[Page extract]:
● ● ● ●

A complainant is required to make out an initial prima facie case that the respondent lacks rights or legitimate interests. Once such prima facie case is made, the respondent carries the burden of demonstrating rights or legitimate interests in the domain name. If the respondent fails to do so, a complainant is deemed to have satisfied paragraph 4(a)(ii) of the Policy. Morgan Freeman v. Mighty LLC, WIPO Case No. D2005-0263; Croatia Airlines d.d. v. Modern Empire Internet Ltd., WIPO Case No. D2003-0455; and Belupo d.d. v. WACHEM d.o.o., WIPO Case No. D2004-0110. The Respondent has defaulted and failed to provide a rebuttal to the Complainant’s prima facie case that the Respondent lacks right or legitimate interests in the disputed domain name.

With respect to Policy 4(c)(ii), the Panel therefore does not consider that the Respondent has rights or legitimate interests in the disputed domain name.

C. Registered and Used in Bad Faith

Under paragraph 4(b) of the Policy, a respondent has used and registered a domain name in bad faith if, inter alia, the respondent has used the domain name intentionally to attempt to attract, for commercial gain, Internet users to the respondent’s website or other online location by creating a likelihood of confusion with the complainant’s mark as to the source, sponsorship, affiliation or endorsement of the respondent’s site or of a product or service offered on the respondent’s site. Policy, paragraph 4(b)(iv).

The Panel finds that the Respondent registered the disputed domain name in bad faith.

The Complainant’s allegations of bad faith are not contested. The Complainant’s trademark ELECTRLUX is widely known and, therefore, the Panel finds persuasive Complainant’s allegation that the Respondent must have been aware of the Complainant’s rights in the mark and, further that the Respondent was aware of the same when it registered the disputed domain name.

● ● ● ●

[Dataset excerpt]:
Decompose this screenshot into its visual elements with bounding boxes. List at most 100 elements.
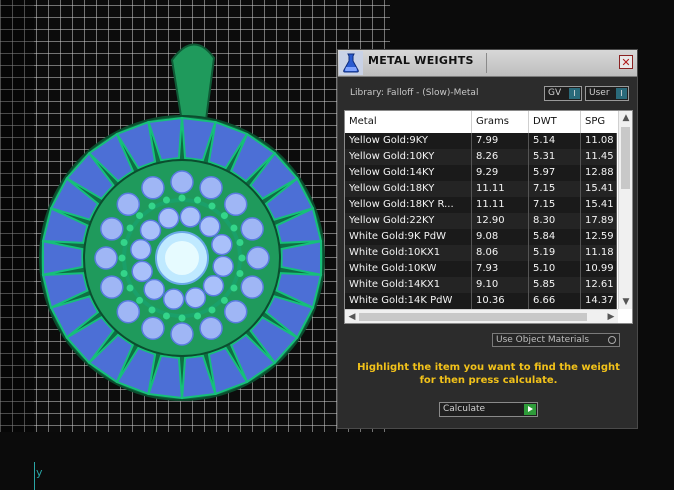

● ● ● ●

[Short task 1]:
In the domain name decision, which paragraph of the Policy is a complainant deemed to have satisfied when the respondent fails to demonstrate rights or legitimate interests?
[Short task 2]:
Continue the domain name decision from the point where it ends.

[Task result 1]:
Paragraph 4(a)(ii) of the Policy.

[Task result 2]:
Under the Policy, it is evidence of bad faith that, “by using the domain name, you have intentionally attempted to attract, for commercial gain, Internet users to your web site or other on-line location, by creating a likelihood of confusion with the complainant’s mark as to the source, sponsorship, affiliation, or endorsement of your web site or location or of a product or service on your web site or location.” Policy, paragraph 4(b)(iv). The Respondent used the Complainant’s widely known trademark to attract users to the Respondent’s website where there are offered sponsored links. This is evidence of the intention by the Respondent to attract Internet users for commercial gain, by creating a likelihood of confusion with the Complainant’s mark as to the source, sponsorship, affiliation, or endorsement of the Respondent’s website or of a product or service on the Respondent’s website.

As evidence of the above, the Panel notes that at the time the Complaint was filed and at the time this decision was issued, the disputed domain name resolved to a page that displayed advertisements related to the cleaning business.

Accordingly the Panel finds that the Complainant has made out bad faith registration and use of the disputed domain name by the Respondent.

7. Decision

For all the foregoing reasons, in accordance with paragraphs 4(i) of the Policy and 15 of the Rules, the Panel orders that the domain name, <electroluxcleaning.com> be transferred to the Complainant.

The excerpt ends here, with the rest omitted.